La présomption de paternité du mari
L’article 310-1 du Code civil prévoit désormais que la filiation peut être établie :
- Alinéa 1 « par l’effet de la loi, par la reconnaissance volontaire ou par la possession d’état constatée par un acte de notoriété ».
- Alinéa 2 « par jugement ».
A côté de ce que la loi prévoit, s’ajoutent la vérité individuelle (la volonté par l’acte de reconnaissance) et la vérité affective (la possession d’état). Concernant la filiation établie par effet de la loi, deux situations sont visées par cette expression : la présomption de paternité du mari et la désignation du nom de la mère dans l’acte de naissance.
Curieusement bien qu’elle cherche à supprimer la distinction entre Filiation Légitime / Filiation Naturelle, la réforme maintient ce mode d’établissement particulier de la filiation. La présomption « pater is est quem nuptiae demonstrant » continue de jouer son rôle. Explications : mécanisme simple et efficace et aussi le corollaire du devoir de fidélité entre époux.
I) Le contenu de la présomption de paternité :
Pour qu’il y ait établissement de la filiation par ce mécanisme, il faut à la fois :
- Que le lien de filiation soit établi à l’égard de la mère de l’enfant.
- Que l’enfant soit issu du mariage.
Maintien de la filiation indivisible, comme l’était la FL, propre aux couples mariés.
Raisons : le mari semble être le père à cause du devoir de cohabitation et de fidélité ; dans la réalité, c’est le cas dans la majorité des situations.
L’article 312 du Code Civil dispose ainsi que l’enfant conçu ou né pendant le mariage a pour père le mari. On combine cette présomption avec celle omni meliore momento et celle relative à la période légale de conception. Cela permet de fixer la date exacte de la conception de l’enfant dans l’intervalle de 300j à 180j à compter de sa naissance selon ce qui paraît le plus conforme à son intérêt (article 311 alinéas 2 du Code Civil).Ces 2 présomptions sont réfragables (article 311 alinéa 3 du Code Civil).
(Exemple : l’enfant qui naîtrait quelques jours après l’expiration du délai légal de 300 jours peut toujours rapporter la preuve que sa grossesse a été tardive. Une fois cette preuve rapportée, la présomption de paternité pourra s’appliquer.)

- Consigne 1 -
D'après l'extrait du document, quel article du Code civil dispose que l'enfant conçu ou né pendant le mariage a pour père le mari ?
- Consigne 2 -
Expliquez, à partir de l'extrait du document, pourquoi la réforme conserve la présomption « pater is est quem nuptiae demonstrant ».
- Consigne 3 -
Relevez dans l'extrait du document tous les modes d'établissement de la filiation prévus par l'article 310-1 du Code civil.
Les données qui viennent ensuite forment un matériau indépendant de l'extrait du document.

- Données -
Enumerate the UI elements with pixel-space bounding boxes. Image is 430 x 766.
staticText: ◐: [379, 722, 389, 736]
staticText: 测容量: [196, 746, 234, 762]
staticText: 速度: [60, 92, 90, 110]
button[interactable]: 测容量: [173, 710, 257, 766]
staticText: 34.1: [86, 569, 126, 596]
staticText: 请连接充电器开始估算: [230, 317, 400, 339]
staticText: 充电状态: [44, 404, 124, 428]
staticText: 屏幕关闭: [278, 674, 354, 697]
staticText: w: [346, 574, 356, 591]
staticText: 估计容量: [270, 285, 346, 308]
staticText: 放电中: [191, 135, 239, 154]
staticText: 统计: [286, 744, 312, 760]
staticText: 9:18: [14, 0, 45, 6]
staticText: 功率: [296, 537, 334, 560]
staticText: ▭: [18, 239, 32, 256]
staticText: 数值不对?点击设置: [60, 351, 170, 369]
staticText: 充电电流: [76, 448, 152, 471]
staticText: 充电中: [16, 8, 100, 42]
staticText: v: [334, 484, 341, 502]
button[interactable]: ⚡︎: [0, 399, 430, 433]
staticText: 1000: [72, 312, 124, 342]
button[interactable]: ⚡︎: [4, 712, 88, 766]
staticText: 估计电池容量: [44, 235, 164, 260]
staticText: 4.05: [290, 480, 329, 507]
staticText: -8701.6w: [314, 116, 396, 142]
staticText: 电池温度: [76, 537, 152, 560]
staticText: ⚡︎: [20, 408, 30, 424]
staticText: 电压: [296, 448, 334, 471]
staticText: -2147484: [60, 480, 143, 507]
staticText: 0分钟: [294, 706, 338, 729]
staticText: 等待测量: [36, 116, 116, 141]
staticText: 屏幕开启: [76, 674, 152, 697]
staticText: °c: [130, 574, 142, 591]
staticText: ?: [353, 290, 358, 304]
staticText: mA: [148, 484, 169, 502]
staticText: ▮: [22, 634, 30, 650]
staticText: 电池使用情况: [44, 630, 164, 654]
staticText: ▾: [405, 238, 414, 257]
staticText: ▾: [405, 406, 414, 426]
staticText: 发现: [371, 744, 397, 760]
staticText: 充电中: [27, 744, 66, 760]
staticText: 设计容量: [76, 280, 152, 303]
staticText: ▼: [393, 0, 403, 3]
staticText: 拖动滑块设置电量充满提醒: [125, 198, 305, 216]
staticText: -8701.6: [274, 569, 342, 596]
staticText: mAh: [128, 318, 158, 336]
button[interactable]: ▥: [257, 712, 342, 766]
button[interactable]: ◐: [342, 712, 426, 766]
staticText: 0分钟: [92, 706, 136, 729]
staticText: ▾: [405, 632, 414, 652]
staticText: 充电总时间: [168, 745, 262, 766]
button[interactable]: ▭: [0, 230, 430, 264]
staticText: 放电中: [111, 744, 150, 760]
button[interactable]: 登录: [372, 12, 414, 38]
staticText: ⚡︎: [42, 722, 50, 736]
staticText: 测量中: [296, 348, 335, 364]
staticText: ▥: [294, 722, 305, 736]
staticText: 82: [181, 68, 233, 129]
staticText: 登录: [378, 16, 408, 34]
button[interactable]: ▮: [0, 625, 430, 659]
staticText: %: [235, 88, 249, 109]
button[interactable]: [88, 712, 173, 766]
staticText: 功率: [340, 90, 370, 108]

- Réponse complète 1 -
L'article 312 du Code civil.

- Réponse complète 2 -
La réforme conserve cette présomption parce qu'elle constitue un mécanisme simple et efficace. Elle est aussi le corollaire du devoir de fidélité entre époux.

- Réponse complète 3 -
- par l'effet de la loi
- par la reconnaissance volontaire
- par la possession d'état constatée par un acte de notoriété
- par jugement